* **What you should do**
Say how many lines in the records include the string "Huhn", adding no other words.

(Data listing)
-- start --

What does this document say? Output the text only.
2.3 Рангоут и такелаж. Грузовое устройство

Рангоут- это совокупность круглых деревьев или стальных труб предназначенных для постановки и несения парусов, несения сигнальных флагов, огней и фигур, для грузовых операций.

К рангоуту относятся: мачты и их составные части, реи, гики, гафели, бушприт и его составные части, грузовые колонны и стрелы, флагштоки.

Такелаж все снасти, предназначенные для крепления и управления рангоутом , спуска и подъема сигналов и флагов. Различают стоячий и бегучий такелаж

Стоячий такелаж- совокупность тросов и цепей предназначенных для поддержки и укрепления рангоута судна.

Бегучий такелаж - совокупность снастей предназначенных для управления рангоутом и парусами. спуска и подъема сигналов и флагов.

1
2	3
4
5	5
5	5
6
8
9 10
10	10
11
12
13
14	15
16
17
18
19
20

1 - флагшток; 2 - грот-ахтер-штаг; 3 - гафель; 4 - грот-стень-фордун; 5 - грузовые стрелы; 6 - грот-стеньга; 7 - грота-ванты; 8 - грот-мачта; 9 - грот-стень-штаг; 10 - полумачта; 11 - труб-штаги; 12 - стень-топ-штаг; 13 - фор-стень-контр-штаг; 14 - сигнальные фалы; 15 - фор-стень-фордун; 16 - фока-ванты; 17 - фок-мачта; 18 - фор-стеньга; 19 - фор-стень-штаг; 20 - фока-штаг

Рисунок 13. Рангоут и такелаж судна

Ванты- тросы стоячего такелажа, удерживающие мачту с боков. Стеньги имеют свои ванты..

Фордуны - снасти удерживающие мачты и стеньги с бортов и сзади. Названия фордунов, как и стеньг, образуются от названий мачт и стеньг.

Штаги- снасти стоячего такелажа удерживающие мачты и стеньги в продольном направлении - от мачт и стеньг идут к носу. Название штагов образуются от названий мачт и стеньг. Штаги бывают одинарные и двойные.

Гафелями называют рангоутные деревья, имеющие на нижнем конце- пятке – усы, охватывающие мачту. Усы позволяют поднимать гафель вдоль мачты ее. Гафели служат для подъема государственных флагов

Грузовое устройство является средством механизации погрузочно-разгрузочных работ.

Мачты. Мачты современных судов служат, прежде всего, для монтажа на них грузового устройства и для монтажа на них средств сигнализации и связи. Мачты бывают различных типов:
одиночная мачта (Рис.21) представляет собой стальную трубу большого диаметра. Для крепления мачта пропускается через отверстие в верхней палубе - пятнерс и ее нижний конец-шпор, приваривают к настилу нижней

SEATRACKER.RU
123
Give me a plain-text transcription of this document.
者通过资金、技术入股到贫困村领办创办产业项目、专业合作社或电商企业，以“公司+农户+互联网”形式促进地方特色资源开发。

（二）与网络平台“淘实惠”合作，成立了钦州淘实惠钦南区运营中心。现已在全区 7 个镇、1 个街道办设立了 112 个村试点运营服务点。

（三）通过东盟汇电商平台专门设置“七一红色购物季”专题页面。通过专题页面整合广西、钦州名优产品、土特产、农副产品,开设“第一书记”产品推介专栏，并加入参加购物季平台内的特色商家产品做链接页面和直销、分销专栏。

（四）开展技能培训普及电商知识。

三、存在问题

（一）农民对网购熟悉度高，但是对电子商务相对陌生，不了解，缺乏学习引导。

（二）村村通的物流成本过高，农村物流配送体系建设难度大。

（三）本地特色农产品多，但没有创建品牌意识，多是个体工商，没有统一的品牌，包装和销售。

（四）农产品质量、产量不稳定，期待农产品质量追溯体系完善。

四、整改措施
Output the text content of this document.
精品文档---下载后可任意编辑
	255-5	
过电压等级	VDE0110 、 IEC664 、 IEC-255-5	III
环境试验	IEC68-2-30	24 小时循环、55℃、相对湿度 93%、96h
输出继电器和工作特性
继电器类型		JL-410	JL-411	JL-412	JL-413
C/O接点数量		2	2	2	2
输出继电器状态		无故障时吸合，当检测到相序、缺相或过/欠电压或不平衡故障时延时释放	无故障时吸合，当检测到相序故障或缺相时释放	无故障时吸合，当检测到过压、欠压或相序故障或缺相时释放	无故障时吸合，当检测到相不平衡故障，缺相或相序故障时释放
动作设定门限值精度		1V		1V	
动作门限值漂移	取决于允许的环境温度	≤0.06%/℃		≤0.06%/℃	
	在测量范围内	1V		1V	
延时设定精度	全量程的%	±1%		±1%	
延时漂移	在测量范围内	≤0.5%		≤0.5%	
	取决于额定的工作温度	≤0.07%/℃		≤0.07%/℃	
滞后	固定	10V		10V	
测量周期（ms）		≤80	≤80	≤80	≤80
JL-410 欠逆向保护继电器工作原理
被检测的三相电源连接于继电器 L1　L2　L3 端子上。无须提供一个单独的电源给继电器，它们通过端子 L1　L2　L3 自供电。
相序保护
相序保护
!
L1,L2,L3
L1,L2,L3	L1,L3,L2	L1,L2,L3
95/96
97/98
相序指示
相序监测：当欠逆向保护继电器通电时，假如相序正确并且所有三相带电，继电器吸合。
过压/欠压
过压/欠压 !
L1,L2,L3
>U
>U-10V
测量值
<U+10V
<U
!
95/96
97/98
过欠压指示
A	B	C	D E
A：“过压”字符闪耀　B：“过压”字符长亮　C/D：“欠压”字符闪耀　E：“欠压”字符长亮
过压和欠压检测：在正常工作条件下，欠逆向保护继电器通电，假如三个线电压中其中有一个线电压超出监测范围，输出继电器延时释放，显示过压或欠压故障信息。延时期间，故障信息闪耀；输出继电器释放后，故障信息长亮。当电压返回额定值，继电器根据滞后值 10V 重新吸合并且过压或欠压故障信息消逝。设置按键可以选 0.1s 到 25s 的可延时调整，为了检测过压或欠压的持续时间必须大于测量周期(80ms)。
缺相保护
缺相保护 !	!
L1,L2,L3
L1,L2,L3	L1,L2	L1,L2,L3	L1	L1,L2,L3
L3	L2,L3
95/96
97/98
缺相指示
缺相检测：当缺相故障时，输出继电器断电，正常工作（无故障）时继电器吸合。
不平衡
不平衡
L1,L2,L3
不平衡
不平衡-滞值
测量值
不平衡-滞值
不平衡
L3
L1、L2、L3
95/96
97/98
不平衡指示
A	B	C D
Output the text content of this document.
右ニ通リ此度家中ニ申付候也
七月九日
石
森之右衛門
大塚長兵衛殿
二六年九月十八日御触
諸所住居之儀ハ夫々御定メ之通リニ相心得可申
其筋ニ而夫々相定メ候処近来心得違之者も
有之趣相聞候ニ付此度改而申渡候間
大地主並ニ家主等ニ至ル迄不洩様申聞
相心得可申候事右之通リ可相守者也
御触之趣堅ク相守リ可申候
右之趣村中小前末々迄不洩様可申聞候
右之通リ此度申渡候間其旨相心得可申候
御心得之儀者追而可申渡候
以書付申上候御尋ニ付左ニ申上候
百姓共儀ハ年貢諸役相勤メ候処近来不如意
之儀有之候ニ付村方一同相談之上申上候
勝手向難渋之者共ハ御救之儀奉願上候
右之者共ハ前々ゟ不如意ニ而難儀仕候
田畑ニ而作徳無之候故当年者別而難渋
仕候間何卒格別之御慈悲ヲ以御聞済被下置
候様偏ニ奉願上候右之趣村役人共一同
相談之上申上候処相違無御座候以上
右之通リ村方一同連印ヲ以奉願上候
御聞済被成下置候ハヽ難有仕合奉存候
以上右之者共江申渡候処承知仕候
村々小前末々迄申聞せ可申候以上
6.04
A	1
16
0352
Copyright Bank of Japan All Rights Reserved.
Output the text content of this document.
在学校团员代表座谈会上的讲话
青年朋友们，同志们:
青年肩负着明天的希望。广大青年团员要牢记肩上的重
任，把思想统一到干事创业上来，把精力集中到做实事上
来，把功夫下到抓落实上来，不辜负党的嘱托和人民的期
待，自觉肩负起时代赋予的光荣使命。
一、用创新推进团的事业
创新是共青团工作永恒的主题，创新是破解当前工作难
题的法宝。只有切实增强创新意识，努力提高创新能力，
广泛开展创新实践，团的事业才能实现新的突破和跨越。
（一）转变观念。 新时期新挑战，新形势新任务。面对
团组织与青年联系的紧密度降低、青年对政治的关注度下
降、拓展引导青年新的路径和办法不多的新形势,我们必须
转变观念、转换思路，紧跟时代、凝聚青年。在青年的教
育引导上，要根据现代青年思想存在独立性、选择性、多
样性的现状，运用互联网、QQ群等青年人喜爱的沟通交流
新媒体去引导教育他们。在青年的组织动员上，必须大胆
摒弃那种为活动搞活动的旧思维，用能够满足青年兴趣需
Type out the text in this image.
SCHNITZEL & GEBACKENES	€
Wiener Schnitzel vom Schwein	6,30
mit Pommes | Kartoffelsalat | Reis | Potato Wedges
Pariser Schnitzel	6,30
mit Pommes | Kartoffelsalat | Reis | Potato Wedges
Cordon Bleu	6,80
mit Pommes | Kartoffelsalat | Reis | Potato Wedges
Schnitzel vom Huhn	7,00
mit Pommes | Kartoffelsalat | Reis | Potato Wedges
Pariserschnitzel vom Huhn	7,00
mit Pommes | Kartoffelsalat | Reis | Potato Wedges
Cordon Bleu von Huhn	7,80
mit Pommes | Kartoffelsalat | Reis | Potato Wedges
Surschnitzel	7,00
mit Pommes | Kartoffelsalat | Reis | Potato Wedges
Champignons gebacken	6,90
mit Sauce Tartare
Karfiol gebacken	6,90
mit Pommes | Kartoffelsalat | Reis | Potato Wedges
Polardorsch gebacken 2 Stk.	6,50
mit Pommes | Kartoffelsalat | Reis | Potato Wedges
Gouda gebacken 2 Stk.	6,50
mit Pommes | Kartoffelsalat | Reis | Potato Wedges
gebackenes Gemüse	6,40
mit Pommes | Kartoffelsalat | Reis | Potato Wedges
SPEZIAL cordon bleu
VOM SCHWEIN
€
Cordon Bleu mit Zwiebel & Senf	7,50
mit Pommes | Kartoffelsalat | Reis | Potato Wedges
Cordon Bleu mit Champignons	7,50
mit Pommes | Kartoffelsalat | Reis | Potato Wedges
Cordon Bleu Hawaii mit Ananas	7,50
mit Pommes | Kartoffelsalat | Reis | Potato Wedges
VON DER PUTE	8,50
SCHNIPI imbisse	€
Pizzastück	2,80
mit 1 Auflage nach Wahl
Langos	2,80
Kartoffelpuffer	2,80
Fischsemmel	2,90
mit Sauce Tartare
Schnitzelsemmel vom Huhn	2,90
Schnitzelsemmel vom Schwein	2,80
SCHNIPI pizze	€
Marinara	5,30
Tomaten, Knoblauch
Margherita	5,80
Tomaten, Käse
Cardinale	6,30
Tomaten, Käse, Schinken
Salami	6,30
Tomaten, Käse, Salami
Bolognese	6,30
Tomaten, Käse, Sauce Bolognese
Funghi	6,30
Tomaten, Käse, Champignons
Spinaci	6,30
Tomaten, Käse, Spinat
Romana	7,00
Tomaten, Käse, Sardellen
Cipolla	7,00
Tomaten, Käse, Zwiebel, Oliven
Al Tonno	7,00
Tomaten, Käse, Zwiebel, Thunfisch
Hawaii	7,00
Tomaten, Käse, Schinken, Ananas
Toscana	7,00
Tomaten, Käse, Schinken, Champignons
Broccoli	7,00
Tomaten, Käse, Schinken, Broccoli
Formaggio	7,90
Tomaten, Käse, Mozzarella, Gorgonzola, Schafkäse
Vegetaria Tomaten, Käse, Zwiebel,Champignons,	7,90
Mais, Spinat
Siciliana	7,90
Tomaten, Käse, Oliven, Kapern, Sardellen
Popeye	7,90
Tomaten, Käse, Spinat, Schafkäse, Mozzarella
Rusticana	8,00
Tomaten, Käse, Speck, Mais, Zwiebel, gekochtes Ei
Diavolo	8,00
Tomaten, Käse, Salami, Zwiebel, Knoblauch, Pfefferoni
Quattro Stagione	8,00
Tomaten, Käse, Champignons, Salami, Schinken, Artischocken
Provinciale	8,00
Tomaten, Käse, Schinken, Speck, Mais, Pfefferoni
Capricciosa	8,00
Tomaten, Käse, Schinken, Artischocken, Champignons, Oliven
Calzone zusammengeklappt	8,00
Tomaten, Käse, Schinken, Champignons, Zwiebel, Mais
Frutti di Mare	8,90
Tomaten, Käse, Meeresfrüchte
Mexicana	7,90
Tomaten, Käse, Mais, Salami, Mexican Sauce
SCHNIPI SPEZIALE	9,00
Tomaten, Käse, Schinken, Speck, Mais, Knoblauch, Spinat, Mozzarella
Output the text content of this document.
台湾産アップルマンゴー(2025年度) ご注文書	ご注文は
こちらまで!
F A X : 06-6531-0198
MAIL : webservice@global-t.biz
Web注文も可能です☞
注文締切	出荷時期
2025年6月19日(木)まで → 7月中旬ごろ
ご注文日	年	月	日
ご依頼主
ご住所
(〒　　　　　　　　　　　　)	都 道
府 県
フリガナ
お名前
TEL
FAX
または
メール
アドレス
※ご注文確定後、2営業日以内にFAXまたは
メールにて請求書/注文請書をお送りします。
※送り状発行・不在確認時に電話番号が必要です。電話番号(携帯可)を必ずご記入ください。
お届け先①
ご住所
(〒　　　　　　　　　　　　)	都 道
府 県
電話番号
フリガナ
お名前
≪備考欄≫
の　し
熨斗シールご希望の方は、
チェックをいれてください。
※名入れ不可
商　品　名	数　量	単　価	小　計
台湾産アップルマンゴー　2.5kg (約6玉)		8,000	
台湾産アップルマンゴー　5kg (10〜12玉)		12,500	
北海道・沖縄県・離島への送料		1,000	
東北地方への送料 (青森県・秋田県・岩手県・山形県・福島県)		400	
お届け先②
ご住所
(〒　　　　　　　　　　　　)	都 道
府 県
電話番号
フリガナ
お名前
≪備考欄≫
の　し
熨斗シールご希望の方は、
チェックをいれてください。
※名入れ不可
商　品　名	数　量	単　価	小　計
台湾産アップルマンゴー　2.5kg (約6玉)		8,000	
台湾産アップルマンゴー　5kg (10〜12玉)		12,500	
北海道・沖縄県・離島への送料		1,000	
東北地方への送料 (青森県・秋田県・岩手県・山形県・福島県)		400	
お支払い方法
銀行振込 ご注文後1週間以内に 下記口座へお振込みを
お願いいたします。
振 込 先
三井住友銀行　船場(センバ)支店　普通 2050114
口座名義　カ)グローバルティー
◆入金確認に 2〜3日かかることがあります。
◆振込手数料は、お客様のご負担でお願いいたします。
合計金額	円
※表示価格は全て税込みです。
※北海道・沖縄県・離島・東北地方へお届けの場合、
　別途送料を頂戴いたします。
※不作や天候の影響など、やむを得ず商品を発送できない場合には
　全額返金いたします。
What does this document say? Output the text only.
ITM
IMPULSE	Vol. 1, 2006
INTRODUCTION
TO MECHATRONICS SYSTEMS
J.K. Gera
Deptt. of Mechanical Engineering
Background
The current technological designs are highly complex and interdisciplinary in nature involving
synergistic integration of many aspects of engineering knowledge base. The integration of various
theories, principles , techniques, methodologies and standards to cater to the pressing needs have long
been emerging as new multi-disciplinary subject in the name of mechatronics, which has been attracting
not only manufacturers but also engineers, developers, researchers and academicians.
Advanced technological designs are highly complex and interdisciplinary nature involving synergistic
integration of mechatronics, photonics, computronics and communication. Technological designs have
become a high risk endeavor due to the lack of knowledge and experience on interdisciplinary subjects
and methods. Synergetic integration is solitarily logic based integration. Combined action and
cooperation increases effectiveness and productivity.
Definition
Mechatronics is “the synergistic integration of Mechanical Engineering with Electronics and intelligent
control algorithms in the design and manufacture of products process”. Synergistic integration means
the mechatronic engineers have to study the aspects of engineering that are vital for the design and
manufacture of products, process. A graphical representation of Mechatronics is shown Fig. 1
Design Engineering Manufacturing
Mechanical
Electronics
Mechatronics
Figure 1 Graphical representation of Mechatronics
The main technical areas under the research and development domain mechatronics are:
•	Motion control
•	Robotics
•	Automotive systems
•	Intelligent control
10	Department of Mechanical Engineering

-- end --

* **Written reply**
4